### What you have to do
In the data below, locate each line with the word "artillery" and list it.

### Extracted data
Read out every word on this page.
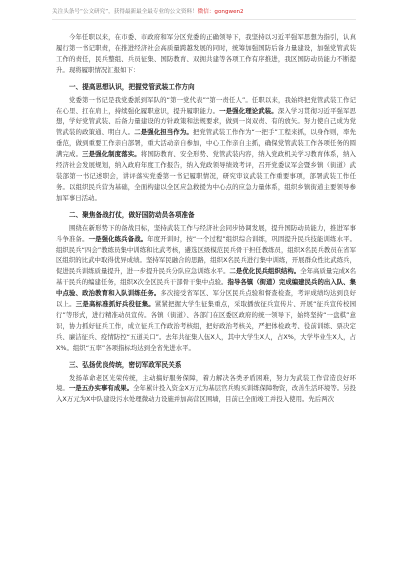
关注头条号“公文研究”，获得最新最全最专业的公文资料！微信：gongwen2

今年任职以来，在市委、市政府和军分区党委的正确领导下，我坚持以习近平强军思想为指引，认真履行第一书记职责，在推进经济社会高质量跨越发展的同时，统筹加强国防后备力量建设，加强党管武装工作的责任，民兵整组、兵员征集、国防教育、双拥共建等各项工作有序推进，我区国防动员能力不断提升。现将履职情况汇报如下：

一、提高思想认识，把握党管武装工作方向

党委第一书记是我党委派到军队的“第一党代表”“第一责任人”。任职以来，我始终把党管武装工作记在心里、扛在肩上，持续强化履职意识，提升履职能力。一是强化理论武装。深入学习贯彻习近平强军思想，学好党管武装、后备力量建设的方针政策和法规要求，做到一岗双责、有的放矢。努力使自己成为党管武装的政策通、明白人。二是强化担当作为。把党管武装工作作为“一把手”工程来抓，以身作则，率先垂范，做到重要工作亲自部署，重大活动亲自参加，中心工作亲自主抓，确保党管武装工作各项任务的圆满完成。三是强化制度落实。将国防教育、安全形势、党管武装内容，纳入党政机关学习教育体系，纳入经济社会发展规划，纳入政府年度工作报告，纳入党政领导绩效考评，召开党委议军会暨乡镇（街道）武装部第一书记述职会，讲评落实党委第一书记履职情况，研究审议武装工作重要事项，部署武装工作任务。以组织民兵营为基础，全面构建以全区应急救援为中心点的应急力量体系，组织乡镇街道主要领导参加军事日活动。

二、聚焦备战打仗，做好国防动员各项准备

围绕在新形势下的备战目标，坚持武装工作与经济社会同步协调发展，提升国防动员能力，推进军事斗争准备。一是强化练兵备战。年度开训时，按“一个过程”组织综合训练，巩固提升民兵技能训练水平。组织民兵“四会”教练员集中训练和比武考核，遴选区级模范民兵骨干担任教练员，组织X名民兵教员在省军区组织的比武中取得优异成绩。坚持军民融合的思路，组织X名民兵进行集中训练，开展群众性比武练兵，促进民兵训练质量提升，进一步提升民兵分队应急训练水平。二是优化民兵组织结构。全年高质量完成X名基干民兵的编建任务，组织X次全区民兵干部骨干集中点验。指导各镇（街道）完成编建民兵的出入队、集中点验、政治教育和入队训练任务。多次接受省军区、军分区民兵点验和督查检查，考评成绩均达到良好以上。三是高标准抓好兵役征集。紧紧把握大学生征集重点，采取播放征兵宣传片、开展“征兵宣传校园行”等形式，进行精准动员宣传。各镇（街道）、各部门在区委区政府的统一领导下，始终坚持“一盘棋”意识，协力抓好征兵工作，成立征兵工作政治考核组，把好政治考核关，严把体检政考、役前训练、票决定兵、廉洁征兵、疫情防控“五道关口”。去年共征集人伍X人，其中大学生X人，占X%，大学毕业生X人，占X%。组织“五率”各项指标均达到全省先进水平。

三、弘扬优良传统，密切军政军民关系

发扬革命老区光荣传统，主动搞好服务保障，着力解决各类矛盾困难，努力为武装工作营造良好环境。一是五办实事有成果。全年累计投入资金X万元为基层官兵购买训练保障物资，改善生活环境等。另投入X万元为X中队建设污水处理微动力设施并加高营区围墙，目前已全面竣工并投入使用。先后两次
* * *
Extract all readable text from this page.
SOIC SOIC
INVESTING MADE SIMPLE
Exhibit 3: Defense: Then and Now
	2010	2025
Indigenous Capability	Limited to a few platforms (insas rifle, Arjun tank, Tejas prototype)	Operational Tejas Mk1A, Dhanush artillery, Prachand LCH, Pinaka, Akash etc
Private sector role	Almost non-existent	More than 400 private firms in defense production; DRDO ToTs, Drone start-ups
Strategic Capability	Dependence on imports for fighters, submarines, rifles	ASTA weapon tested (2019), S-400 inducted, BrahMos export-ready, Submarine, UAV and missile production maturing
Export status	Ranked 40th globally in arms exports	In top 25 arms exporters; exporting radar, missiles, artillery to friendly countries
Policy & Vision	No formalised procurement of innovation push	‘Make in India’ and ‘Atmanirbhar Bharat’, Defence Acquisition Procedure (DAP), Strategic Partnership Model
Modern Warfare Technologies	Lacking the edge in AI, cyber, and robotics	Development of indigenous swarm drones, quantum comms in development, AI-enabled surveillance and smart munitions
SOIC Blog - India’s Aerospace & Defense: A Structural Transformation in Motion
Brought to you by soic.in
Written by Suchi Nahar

### Answer to this exercise
Indigenous Capability	Limited to a few platforms (insas rifle, Arjun tank, Tejas prototype)	Operational Tejas Mk1A, Dhanush artillery, Prachand LCH, Pinaka, Akash etc
Export status	Ranked 40th globally in arms exports	In top 25 arms exporters; exporting radar, missiles, artillery to friendly countries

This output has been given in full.